[Stored data]
________
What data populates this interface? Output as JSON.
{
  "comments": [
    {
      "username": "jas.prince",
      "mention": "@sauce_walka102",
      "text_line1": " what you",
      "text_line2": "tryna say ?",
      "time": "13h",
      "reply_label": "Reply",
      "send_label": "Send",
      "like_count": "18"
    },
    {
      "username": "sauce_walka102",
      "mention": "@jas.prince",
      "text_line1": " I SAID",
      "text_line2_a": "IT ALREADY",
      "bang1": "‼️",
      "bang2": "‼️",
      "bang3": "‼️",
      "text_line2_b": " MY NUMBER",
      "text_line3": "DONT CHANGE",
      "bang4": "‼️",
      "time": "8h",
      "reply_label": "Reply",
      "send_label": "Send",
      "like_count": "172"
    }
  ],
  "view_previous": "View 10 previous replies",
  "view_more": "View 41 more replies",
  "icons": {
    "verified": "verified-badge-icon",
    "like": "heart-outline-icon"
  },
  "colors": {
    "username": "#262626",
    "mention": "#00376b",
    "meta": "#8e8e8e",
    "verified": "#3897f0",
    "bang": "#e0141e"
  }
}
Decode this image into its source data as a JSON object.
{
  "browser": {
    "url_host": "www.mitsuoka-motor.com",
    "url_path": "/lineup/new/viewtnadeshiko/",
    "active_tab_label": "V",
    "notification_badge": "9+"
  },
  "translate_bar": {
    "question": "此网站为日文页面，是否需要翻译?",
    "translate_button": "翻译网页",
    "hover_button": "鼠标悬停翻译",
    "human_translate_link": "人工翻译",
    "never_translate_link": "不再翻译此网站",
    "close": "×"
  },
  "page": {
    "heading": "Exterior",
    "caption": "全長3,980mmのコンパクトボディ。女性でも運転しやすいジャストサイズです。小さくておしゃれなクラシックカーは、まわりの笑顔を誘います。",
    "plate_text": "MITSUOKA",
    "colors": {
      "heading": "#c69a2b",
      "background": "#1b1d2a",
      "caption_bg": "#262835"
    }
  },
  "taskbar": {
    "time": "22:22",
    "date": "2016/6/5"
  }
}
________
TASK INSTRUCTIONS ::
Count how many lines of the material hold the string "replies". Give the number and nothing more.

SOLUTION TO THIS PROBLEM ::
2